→ Work required:
Pick out the lines below with "text" and list them.

****************************************

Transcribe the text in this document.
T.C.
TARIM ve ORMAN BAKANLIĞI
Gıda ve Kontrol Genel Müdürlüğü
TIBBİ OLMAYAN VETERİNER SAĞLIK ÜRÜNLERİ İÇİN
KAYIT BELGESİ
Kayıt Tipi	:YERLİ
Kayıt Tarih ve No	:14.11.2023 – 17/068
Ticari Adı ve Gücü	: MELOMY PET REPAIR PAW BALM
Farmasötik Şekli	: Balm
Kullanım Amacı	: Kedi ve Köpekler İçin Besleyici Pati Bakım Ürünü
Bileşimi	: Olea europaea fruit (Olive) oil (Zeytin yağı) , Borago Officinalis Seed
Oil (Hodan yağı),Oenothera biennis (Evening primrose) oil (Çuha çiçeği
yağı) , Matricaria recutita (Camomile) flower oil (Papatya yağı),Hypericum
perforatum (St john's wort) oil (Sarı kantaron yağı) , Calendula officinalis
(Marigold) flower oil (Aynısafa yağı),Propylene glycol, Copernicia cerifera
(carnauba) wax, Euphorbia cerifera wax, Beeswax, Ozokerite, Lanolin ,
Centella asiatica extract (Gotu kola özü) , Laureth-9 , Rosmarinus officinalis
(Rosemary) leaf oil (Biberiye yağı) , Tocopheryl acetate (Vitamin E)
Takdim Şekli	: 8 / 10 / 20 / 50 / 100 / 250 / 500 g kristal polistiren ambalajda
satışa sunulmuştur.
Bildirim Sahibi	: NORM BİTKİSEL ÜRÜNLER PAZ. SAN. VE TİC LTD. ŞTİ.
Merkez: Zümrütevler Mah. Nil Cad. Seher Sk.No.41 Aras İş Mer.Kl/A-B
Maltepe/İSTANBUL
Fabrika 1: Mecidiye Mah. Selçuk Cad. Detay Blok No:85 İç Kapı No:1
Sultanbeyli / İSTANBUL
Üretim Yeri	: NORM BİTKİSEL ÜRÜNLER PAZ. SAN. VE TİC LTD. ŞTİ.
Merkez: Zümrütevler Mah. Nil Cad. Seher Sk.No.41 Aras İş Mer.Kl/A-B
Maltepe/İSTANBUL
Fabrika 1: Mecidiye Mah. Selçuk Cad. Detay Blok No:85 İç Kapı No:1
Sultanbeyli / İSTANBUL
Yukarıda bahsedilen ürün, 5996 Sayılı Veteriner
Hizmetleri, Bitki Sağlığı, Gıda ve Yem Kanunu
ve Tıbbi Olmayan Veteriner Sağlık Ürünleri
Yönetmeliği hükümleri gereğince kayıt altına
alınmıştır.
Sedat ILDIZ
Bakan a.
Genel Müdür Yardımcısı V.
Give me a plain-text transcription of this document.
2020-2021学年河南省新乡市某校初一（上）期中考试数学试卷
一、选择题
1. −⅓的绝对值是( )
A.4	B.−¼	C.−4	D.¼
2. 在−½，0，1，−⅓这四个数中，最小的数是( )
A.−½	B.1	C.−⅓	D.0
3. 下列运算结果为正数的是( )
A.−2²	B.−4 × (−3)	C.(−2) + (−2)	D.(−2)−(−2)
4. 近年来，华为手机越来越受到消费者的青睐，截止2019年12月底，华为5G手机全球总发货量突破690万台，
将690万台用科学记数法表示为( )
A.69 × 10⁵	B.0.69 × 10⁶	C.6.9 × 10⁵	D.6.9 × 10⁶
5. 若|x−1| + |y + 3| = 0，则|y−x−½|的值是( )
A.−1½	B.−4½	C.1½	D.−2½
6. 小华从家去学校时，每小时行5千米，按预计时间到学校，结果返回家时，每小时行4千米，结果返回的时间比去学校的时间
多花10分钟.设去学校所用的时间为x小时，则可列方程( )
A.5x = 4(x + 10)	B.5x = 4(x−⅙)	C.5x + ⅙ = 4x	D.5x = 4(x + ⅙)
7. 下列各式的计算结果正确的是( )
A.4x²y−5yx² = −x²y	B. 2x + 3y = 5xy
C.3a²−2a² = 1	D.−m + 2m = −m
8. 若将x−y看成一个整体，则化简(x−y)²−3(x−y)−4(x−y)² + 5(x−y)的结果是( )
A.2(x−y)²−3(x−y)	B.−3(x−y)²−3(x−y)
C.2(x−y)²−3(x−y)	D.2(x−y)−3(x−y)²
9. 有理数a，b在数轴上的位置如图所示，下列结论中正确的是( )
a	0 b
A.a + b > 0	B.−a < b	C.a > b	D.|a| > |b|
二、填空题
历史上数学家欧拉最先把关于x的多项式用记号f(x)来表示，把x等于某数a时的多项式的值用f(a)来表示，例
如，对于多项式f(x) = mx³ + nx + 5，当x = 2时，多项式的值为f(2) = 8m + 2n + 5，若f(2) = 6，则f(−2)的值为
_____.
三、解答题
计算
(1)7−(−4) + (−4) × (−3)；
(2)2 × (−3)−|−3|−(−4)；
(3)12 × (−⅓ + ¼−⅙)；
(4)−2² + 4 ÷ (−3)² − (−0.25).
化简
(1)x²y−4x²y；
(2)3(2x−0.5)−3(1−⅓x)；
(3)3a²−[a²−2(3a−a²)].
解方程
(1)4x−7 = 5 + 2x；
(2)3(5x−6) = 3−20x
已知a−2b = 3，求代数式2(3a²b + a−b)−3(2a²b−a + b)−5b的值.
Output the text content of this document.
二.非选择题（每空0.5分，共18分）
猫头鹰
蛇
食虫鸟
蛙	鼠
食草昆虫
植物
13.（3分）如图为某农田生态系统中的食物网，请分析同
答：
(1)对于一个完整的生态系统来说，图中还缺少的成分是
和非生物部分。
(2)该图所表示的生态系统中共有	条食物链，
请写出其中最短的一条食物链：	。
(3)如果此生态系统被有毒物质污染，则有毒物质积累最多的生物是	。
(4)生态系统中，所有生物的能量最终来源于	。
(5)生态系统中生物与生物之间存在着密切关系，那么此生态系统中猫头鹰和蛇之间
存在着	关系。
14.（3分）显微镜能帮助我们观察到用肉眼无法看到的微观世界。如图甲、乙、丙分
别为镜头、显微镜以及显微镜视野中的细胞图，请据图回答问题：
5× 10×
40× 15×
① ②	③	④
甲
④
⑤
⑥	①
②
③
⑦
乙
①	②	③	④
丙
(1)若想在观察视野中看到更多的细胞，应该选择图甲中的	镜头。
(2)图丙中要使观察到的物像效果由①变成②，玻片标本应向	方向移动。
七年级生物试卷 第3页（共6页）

****************************************

→ Written solution:
Transcribe the text in this document.
Give me a plain-text transcription of this document.
Output the text content of this document.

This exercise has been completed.